GIVEN TASK:
Please give the listing again, word for word, with nothing left out.

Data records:

Begin

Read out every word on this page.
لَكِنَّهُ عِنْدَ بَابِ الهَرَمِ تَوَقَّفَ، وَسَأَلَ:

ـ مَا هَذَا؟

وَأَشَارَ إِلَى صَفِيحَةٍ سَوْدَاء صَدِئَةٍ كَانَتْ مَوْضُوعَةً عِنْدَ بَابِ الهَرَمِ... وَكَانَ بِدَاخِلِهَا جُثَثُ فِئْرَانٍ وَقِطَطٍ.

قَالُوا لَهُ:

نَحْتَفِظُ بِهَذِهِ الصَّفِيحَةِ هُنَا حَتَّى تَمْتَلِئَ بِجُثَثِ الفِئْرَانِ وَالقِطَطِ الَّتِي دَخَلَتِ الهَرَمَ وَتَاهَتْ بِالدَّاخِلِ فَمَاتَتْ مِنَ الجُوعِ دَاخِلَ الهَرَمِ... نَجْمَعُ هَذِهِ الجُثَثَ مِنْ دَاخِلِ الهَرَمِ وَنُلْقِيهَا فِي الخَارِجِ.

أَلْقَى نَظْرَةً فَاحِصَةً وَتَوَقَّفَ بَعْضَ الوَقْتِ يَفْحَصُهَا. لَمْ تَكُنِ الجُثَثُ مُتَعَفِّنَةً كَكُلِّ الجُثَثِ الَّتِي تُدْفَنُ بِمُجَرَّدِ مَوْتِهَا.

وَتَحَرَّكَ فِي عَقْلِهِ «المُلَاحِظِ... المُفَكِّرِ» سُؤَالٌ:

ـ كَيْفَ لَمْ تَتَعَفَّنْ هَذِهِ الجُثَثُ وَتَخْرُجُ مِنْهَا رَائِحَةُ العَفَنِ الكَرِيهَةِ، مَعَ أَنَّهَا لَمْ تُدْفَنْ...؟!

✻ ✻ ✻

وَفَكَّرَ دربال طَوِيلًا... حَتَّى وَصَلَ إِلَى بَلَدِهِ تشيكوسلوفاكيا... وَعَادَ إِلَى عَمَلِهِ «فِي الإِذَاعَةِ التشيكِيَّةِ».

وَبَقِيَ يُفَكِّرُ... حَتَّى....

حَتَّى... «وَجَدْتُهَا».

End

WRITTEN SOLUTION:
Read out every word on this page.
لَكِنَّهُ عِنْدَ بَابِ الهَرَمِ تَوَقَّفَ، وَسَأَلَ:

ـ مَا هَذَا؟

وَأَشَارَ إِلَى صَفِيحَةٍ سَوْدَاء صَدِئَةٍ كَانَتْ مَوْضُوعَةً عِنْدَ بَابِ الهَرَمِ... وَكَانَ بِدَاخِلِهَا جُثَثُ فِئْرَانٍ وَقِطَطٍ.

قَالُوا لَهُ:

نَحْتَفِظُ بِهَذِهِ الصَّفِيحَةِ هُنَا حَتَّى تَمْتَلِئَ بِجُثَثِ الفِئْرَانِ وَالقِطَطِ الَّتِي دَخَلَتِ الهَرَمَ وَتَاهَتْ بِالدَّاخِلِ فَمَاتَتْ مِنَ الجُوعِ دَاخِلَ الهَرَمِ... نَجْمَعُ هَذِهِ الجُثَثَ مِنْ دَاخِلِ الهَرَمِ وَنُلْقِيهَا فِي الخَارِجِ.

أَلْقَى نَظْرَةً فَاحِصَةً وَتَوَقَّفَ بَعْضَ الوَقْتِ يَفْحَصُهَا. لَمْ تَكُنِ الجُثَثُ مُتَعَفِّنَةً كَكُلِّ الجُثَثِ الَّتِي تُدْفَنُ بِمُجَرَّدِ مَوْتِهَا.

وَتَحَرَّكَ فِي عَقْلِهِ «المُلَاحِظِ... المُفَكِّرِ» سُؤَالٌ:

ـ كَيْفَ لَمْ تَتَعَفَّنْ هَذِهِ الجُثَثُ وَتَخْرُجُ مِنْهَا رَائِحَةُ العَفَنِ الكَرِيهَةِ، مَعَ أَنَّهَا لَمْ تُدْفَنْ...؟!

✻ ✻ ✻

وَفَكَّرَ دربال طَوِيلًا... حَتَّى وَصَلَ إِلَى بَلَدِهِ تشيكوسلوفاكيا... وَعَادَ إِلَى عَمَلِهِ «فِي الإِذَاعَةِ التشيكِيَّةِ».

وَبَقِيَ يُفَكِّرُ... حَتَّى....

حَتَّى... «وَجَدْتُهَا».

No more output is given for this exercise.